Records provided
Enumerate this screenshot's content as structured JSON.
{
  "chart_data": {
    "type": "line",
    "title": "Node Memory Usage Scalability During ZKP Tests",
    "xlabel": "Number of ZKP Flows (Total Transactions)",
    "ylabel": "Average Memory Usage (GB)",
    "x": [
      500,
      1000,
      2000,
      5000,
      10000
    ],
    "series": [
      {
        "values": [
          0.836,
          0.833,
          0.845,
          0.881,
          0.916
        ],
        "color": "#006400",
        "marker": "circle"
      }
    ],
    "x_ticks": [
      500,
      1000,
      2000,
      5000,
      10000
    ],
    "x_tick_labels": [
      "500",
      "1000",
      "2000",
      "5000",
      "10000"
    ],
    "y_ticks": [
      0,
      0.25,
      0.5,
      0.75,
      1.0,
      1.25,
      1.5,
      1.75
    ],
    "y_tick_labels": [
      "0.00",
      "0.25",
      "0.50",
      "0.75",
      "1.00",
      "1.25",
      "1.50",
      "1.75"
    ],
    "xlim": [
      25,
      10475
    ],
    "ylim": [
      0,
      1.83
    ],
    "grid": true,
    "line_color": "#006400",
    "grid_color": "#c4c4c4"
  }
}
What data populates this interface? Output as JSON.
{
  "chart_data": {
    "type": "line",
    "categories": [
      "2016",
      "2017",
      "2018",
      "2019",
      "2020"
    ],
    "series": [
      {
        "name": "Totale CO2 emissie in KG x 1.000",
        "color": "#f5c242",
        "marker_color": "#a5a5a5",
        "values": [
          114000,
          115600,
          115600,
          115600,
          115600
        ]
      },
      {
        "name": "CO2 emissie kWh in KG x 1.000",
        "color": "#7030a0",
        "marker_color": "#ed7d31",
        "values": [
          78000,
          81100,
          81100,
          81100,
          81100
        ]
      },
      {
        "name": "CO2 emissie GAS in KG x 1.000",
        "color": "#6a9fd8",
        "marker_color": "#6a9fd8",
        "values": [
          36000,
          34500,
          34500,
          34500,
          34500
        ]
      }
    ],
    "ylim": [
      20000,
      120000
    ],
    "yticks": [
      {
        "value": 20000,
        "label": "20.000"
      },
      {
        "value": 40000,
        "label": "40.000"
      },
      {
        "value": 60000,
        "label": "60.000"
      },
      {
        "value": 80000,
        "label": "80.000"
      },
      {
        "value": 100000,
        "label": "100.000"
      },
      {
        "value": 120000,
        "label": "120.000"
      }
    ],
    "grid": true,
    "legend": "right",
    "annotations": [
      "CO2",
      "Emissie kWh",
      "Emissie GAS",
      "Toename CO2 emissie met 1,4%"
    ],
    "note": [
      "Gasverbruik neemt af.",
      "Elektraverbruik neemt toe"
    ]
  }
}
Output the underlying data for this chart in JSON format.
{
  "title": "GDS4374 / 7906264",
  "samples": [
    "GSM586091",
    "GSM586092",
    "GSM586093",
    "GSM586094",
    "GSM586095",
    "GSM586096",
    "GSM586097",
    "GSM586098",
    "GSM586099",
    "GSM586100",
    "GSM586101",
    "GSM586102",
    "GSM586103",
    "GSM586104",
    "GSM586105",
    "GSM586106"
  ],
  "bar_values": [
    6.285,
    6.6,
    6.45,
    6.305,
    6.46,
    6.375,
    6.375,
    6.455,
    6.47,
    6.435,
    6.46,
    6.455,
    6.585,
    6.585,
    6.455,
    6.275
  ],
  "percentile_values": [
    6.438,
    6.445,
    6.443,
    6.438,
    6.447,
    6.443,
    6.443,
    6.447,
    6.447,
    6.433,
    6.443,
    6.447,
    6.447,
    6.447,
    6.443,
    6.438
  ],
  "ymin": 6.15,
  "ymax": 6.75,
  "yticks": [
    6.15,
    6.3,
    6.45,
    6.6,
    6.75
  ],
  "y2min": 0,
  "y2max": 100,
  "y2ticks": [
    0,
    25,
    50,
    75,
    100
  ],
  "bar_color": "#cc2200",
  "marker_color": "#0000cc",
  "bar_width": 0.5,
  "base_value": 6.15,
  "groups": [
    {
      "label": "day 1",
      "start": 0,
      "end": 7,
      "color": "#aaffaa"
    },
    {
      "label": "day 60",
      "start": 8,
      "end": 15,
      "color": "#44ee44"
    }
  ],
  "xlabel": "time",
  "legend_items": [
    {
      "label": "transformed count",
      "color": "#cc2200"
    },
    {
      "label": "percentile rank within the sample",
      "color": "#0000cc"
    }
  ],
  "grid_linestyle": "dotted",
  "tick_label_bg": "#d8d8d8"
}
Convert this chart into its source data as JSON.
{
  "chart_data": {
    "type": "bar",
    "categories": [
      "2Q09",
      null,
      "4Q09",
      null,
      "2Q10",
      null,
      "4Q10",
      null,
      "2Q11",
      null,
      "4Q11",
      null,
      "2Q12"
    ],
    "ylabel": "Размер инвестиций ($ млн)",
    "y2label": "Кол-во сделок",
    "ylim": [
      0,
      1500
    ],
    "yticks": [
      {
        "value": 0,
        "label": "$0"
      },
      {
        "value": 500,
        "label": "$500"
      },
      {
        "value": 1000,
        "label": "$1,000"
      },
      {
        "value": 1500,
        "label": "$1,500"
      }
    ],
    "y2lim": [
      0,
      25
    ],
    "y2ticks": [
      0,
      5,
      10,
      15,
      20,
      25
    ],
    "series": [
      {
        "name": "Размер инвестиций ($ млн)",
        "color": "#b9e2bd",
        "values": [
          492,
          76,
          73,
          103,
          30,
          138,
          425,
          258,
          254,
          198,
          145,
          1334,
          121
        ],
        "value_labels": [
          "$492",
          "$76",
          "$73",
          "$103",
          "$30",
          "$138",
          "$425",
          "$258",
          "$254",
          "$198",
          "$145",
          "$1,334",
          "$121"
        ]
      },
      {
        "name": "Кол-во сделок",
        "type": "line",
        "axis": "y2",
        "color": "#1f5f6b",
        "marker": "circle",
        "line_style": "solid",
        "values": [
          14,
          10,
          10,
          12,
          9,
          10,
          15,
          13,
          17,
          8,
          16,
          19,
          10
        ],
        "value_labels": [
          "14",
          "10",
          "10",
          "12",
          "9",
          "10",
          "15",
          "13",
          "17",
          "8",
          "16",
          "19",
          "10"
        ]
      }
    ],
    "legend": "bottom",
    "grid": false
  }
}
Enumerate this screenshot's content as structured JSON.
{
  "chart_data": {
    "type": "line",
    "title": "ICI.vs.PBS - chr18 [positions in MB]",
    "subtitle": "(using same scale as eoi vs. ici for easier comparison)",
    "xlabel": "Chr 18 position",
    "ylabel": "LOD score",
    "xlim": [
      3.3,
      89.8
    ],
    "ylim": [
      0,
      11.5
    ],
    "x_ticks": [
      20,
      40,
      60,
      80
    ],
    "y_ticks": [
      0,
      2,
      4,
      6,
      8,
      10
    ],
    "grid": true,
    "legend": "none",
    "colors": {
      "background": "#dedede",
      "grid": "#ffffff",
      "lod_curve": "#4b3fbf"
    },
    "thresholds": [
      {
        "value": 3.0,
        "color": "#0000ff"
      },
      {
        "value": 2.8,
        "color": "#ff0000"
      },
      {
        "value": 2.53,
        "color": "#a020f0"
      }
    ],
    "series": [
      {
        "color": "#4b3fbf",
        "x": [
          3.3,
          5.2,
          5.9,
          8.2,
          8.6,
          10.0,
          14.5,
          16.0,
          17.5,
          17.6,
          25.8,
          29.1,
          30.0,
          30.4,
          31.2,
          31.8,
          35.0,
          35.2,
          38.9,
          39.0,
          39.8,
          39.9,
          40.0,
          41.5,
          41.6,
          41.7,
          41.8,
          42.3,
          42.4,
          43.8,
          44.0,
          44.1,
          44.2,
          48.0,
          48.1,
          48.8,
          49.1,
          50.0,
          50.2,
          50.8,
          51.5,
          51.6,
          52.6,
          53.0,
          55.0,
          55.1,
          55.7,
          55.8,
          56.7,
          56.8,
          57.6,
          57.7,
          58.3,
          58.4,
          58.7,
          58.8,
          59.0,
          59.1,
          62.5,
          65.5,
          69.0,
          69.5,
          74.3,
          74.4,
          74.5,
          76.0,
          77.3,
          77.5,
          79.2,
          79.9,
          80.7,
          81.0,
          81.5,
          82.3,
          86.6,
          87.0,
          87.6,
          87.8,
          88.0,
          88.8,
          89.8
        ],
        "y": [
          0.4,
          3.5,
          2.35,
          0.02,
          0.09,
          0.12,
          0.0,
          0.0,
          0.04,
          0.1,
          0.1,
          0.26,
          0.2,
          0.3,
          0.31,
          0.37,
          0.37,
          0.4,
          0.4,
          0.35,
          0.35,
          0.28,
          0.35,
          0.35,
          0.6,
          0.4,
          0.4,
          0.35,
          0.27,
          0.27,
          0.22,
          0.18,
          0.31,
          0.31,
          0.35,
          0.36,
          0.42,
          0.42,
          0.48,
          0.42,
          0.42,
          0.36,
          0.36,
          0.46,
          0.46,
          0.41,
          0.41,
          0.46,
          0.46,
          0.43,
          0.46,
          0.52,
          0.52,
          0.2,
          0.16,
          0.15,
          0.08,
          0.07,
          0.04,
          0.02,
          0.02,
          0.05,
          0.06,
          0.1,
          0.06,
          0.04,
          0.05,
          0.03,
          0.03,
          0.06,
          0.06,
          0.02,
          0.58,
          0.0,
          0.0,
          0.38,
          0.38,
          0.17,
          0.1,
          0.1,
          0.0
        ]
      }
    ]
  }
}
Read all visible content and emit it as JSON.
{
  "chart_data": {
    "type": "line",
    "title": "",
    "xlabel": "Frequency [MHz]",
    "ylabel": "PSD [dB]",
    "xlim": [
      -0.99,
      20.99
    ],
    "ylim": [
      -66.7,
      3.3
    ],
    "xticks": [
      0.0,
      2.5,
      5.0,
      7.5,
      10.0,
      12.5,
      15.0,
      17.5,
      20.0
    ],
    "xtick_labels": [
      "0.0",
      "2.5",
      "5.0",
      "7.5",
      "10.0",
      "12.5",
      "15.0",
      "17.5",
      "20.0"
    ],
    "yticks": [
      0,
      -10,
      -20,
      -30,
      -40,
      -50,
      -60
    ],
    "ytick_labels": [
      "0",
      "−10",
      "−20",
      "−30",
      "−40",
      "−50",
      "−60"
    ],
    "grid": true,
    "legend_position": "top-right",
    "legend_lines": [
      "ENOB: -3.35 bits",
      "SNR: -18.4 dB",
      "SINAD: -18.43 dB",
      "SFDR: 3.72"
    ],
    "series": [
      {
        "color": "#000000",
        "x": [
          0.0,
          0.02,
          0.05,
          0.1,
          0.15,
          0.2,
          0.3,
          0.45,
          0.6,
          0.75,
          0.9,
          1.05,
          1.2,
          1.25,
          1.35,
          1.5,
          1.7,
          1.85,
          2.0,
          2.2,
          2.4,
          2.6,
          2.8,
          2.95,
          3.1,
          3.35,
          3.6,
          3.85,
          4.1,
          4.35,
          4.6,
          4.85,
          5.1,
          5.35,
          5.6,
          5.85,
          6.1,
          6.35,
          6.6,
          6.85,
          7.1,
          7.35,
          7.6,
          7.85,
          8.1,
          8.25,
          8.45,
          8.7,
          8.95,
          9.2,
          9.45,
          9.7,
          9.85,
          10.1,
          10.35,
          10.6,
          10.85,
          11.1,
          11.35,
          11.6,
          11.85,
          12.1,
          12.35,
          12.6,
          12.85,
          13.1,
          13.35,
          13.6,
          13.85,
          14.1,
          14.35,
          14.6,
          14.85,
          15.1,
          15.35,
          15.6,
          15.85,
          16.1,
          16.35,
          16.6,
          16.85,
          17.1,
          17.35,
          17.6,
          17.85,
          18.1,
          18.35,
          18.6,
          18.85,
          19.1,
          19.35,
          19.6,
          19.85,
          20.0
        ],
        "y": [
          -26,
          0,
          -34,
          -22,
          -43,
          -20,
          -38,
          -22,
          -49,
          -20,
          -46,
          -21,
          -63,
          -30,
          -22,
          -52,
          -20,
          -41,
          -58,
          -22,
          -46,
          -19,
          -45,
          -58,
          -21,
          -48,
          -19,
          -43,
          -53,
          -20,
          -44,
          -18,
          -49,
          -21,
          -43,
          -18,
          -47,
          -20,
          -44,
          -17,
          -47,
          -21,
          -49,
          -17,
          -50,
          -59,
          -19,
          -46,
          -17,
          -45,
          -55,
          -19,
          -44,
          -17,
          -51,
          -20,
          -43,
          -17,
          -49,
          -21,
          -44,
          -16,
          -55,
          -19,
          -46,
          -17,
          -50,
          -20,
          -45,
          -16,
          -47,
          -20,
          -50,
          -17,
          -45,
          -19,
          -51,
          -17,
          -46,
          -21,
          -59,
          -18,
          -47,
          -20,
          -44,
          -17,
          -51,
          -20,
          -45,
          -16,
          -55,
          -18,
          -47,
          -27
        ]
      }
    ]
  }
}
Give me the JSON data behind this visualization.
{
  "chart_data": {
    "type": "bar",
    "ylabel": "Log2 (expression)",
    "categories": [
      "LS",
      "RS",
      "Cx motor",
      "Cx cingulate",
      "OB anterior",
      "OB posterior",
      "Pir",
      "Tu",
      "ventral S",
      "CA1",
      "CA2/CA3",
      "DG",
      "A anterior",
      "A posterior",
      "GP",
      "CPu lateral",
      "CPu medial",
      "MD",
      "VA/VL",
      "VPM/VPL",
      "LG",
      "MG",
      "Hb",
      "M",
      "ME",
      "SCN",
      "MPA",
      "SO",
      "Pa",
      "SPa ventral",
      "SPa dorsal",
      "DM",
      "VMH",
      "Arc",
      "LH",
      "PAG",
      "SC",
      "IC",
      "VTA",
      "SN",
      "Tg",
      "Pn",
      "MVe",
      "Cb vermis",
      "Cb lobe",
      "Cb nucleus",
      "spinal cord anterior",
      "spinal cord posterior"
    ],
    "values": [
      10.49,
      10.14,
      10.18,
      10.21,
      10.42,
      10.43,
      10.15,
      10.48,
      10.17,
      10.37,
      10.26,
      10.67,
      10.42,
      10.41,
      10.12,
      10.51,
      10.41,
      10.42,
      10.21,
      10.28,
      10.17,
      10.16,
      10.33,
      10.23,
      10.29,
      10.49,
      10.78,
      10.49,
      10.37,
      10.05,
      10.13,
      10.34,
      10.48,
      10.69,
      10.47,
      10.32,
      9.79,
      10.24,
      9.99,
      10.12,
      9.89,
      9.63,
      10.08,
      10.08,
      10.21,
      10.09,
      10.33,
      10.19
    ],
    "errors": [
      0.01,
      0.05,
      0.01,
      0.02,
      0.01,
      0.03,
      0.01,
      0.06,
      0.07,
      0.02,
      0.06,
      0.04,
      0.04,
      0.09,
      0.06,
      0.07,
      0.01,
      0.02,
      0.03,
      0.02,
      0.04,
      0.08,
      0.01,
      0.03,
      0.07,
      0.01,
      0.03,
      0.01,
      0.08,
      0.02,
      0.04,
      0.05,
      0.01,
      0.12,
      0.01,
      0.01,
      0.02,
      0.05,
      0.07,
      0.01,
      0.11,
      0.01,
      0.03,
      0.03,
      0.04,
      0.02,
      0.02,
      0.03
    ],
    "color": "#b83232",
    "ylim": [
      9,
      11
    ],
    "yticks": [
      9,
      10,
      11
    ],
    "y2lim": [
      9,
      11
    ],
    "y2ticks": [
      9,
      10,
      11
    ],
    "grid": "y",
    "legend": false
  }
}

Do this
Using the listing above, pick out each line that contains the word "сделок", then copy it.

Response to this exercise
    "y2label": "Кол-во сделок",
        "name": "Кол-во сделок",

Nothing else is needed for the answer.